■ TASK STATEMENT ■
Locate every line below that contains the word "center" and copy it.

Dataset rows
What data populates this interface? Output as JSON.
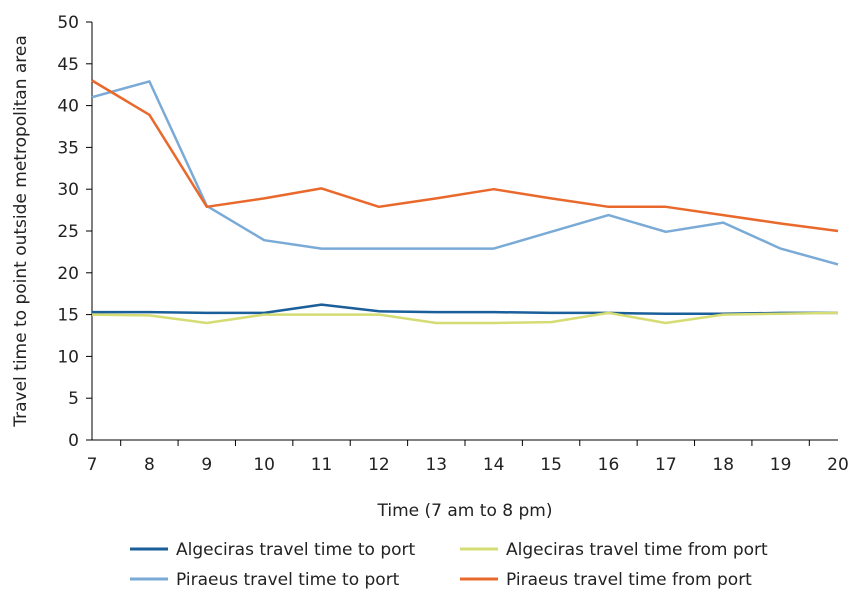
{
  "chart_data": {
    "type": "line",
    "title": "",
    "xlabel": "Time (7 am to 8 pm)",
    "ylabel": "Travel time to point outside metropolitan area",
    "x": [
      7,
      8,
      9,
      10,
      11,
      12,
      13,
      14,
      15,
      16,
      17,
      18,
      19,
      20
    ],
    "xlim": [
      7,
      20
    ],
    "ylim": [
      0,
      50
    ],
    "yticks": [
      0,
      5,
      10,
      15,
      20,
      25,
      30,
      35,
      40,
      45,
      50
    ],
    "grid": false,
    "legend_position": "bottom",
    "series": [
      {
        "name": "Algeciras travel time to port",
        "color": "#1a5e9a",
        "values": [
          15.3,
          15.3,
          15.2,
          15.2,
          16.2,
          15.4,
          15.3,
          15.3,
          15.2,
          15.2,
          15.1,
          15.1,
          15.2,
          15.2
        ]
      },
      {
        "name": "Algeciras travel time from port",
        "color": "#d4dc73",
        "values": [
          15.0,
          14.9,
          14.0,
          15.0,
          15.0,
          15.0,
          14.0,
          14.0,
          14.1,
          15.2,
          14.0,
          15.0,
          15.1,
          15.2
        ]
      },
      {
        "name": "Piraeus travel time to port",
        "color": "#7aaad6",
        "values": [
          41.0,
          42.9,
          28.0,
          23.9,
          22.9,
          22.9,
          22.9,
          22.9,
          24.9,
          26.9,
          24.9,
          26.0,
          22.9,
          21.0
        ]
      },
      {
        "name": "Piraeus travel time from port",
        "color": "#e9692c",
        "values": [
          43.0,
          38.9,
          27.9,
          28.9,
          30.1,
          27.9,
          28.9,
          30.0,
          28.9,
          27.9,
          27.9,
          26.9,
          25.9,
          25.0
        ]
      }
    ]
  }
}
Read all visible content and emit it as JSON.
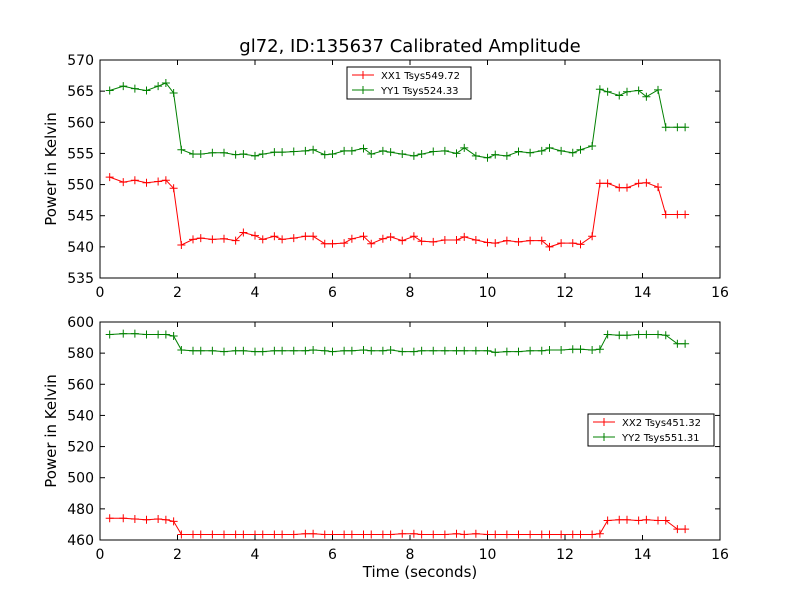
{
  "figure": {
    "title": "gl72, ID:135637 Calibrated Amplitude"
  },
  "chart_data": [
    {
      "type": "line",
      "title": "gl72, ID:135637 Calibrated Amplitude",
      "xlabel": "",
      "ylabel": "Power in Kelvin",
      "xlim": [
        0,
        16
      ],
      "ylim": [
        535,
        570
      ],
      "xticks": [
        0,
        2,
        4,
        6,
        8,
        10,
        12,
        14,
        16
      ],
      "yticks": [
        535,
        540,
        545,
        550,
        555,
        560,
        565,
        570
      ],
      "grid": false,
      "legend_position": "top-center",
      "marker": "+",
      "x": [
        0.25,
        0.6,
        0.9,
        1.2,
        1.5,
        1.7,
        1.9,
        2.1,
        2.4,
        2.6,
        2.9,
        3.2,
        3.5,
        3.7,
        4.0,
        4.2,
        4.5,
        4.7,
        5.0,
        5.3,
        5.5,
        5.8,
        6.0,
        6.3,
        6.5,
        6.8,
        7.0,
        7.3,
        7.5,
        7.8,
        8.1,
        8.3,
        8.6,
        8.9,
        9.2,
        9.4,
        9.7,
        10.0,
        10.2,
        10.5,
        10.8,
        11.1,
        11.4,
        11.6,
        11.9,
        12.2,
        12.4,
        12.7,
        12.9,
        13.1,
        13.4,
        13.6,
        13.9,
        14.1,
        14.4,
        14.6,
        14.9,
        15.1
      ],
      "series": [
        {
          "name": "XX1 Tsys549.72",
          "color": "#ff0000",
          "values": [
            551.2,
            550.4,
            550.7,
            550.3,
            550.5,
            550.7,
            549.4,
            540.3,
            541.2,
            541.4,
            541.2,
            541.3,
            541.0,
            542.3,
            541.8,
            541.2,
            541.7,
            541.2,
            541.4,
            541.7,
            541.7,
            540.5,
            540.5,
            540.6,
            541.3,
            541.7,
            540.5,
            541.3,
            541.6,
            541.0,
            541.7,
            540.9,
            540.8,
            541.1,
            541.1,
            541.6,
            541.1,
            540.7,
            540.6,
            541.0,
            540.8,
            541.0,
            541.0,
            540.0,
            540.6,
            540.6,
            540.4,
            541.7,
            550.2,
            550.2,
            549.5,
            549.5,
            550.2,
            550.3,
            549.6,
            545.2,
            545.2,
            545.2
          ]
        },
        {
          "name": "YY1 Tsys524.33",
          "color": "#008000",
          "values": [
            565.1,
            565.8,
            565.4,
            565.1,
            565.8,
            566.3,
            564.7,
            555.6,
            554.9,
            554.9,
            555.1,
            555.1,
            554.8,
            554.9,
            554.6,
            554.9,
            555.2,
            555.2,
            555.3,
            555.4,
            555.6,
            554.8,
            554.9,
            555.4,
            555.4,
            555.8,
            554.9,
            555.4,
            555.2,
            554.9,
            554.6,
            554.9,
            555.3,
            555.4,
            555.0,
            555.9,
            554.6,
            554.3,
            554.8,
            554.6,
            555.3,
            555.1,
            555.4,
            555.9,
            555.4,
            555.1,
            555.6,
            556.2,
            565.3,
            564.9,
            564.3,
            564.9,
            565.1,
            564.1,
            565.2,
            559.2,
            559.2,
            559.2
          ]
        }
      ]
    },
    {
      "type": "line",
      "title": "",
      "xlabel": "Time (seconds)",
      "ylabel": "Power in Kelvin",
      "xlim": [
        0,
        16
      ],
      "ylim": [
        460,
        600
      ],
      "xticks": [
        0,
        2,
        4,
        6,
        8,
        10,
        12,
        14,
        16
      ],
      "yticks": [
        460,
        480,
        500,
        520,
        540,
        560,
        580,
        600
      ],
      "grid": false,
      "legend_position": "center-right",
      "marker": "+",
      "x": [
        0.25,
        0.6,
        0.9,
        1.2,
        1.5,
        1.7,
        1.9,
        2.1,
        2.4,
        2.6,
        2.9,
        3.2,
        3.5,
        3.7,
        4.0,
        4.2,
        4.5,
        4.7,
        5.0,
        5.3,
        5.5,
        5.8,
        6.0,
        6.3,
        6.5,
        6.8,
        7.0,
        7.3,
        7.5,
        7.8,
        8.1,
        8.3,
        8.6,
        8.9,
        9.2,
        9.4,
        9.7,
        10.0,
        10.2,
        10.5,
        10.8,
        11.1,
        11.4,
        11.6,
        11.9,
        12.2,
        12.4,
        12.7,
        12.9,
        13.1,
        13.4,
        13.6,
        13.9,
        14.1,
        14.4,
        14.6,
        14.9,
        15.1
      ],
      "series": [
        {
          "name": "XX2 Tsys451.32",
          "color": "#ff0000",
          "values": [
            474,
            474,
            473.5,
            473,
            473.5,
            473,
            472,
            463.5,
            463.5,
            463.5,
            463.5,
            463.5,
            463.5,
            463.5,
            463.5,
            463.5,
            463.5,
            463.5,
            463.5,
            464,
            464,
            463.5,
            463.5,
            463.5,
            463.5,
            463.5,
            463.5,
            463.5,
            463.5,
            464,
            464,
            463.5,
            463.5,
            463.5,
            464,
            463.5,
            464,
            463.5,
            463.5,
            463.5,
            463.5,
            463.5,
            463.5,
            463.5,
            463.5,
            463.5,
            463.5,
            463.5,
            464,
            472.5,
            473,
            473,
            472.5,
            473,
            472.5,
            472.5,
            467,
            467
          ]
        },
        {
          "name": "YY2 Tsys551.31",
          "color": "#008000",
          "values": [
            592,
            592.5,
            592.5,
            592,
            592,
            592,
            591,
            582,
            581.5,
            581.5,
            581.5,
            581,
            581.5,
            581.5,
            581,
            581,
            581.5,
            581.5,
            581.5,
            581.5,
            582,
            581.5,
            581,
            581.5,
            581.5,
            582,
            581.5,
            581.5,
            582,
            581,
            581,
            581.5,
            581.5,
            581.5,
            581.5,
            581.5,
            581.5,
            581.5,
            580.5,
            581,
            581,
            581.5,
            581.5,
            582,
            582,
            582.5,
            582.5,
            582,
            582.5,
            592,
            591.5,
            591.5,
            592,
            592,
            592,
            591.5,
            586,
            586
          ]
        }
      ]
    }
  ]
}
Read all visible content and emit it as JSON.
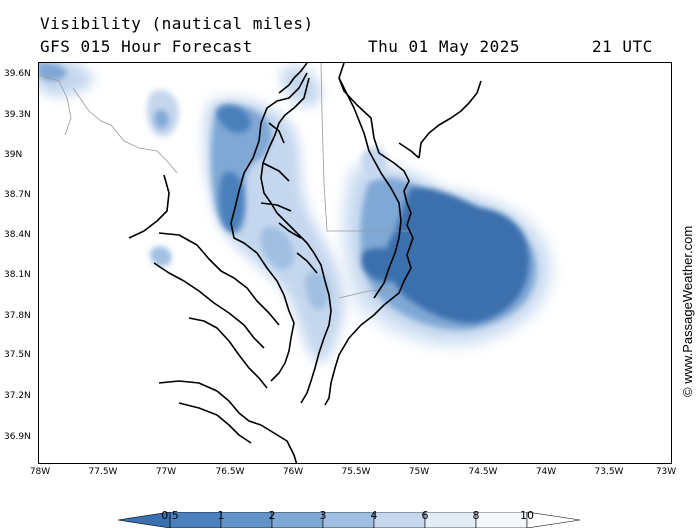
{
  "header": {
    "title": "Visibility (nautical miles)",
    "subtitle": "GFS 015 Hour Forecast",
    "date": "Thu 01 May 2025",
    "time": "21 UTC"
  },
  "credit": "© www.PassageWeather.com",
  "y_axis_labels": [
    "39.6N",
    "39.3N",
    "39N",
    "38.7N",
    "38.4N",
    "38.1N",
    "37.8N",
    "37.5N",
    "37.2N",
    "36.9N"
  ],
  "x_axis_labels": [
    "78W",
    "77.5W",
    "77W",
    "76.5W",
    "76W",
    "75.5W",
    "75W",
    "74.5W",
    "74W",
    "73.5W",
    "73W"
  ],
  "colorbar": {
    "labels": [
      "0.5",
      "1",
      "2",
      "3",
      "4",
      "6",
      "8",
      "10"
    ],
    "colors": [
      "#3a70ad",
      "#4a80bb",
      "#6393c8",
      "#80a8d5",
      "#a0bfe2",
      "#c4d7ee",
      "#e3edf8"
    ]
  },
  "palette": {
    "land_line": "#000000",
    "border": "#999999"
  }
}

■ WORKED SOLUTION ■
      "legend_position": "top-center",
      "legend_position": "center-right",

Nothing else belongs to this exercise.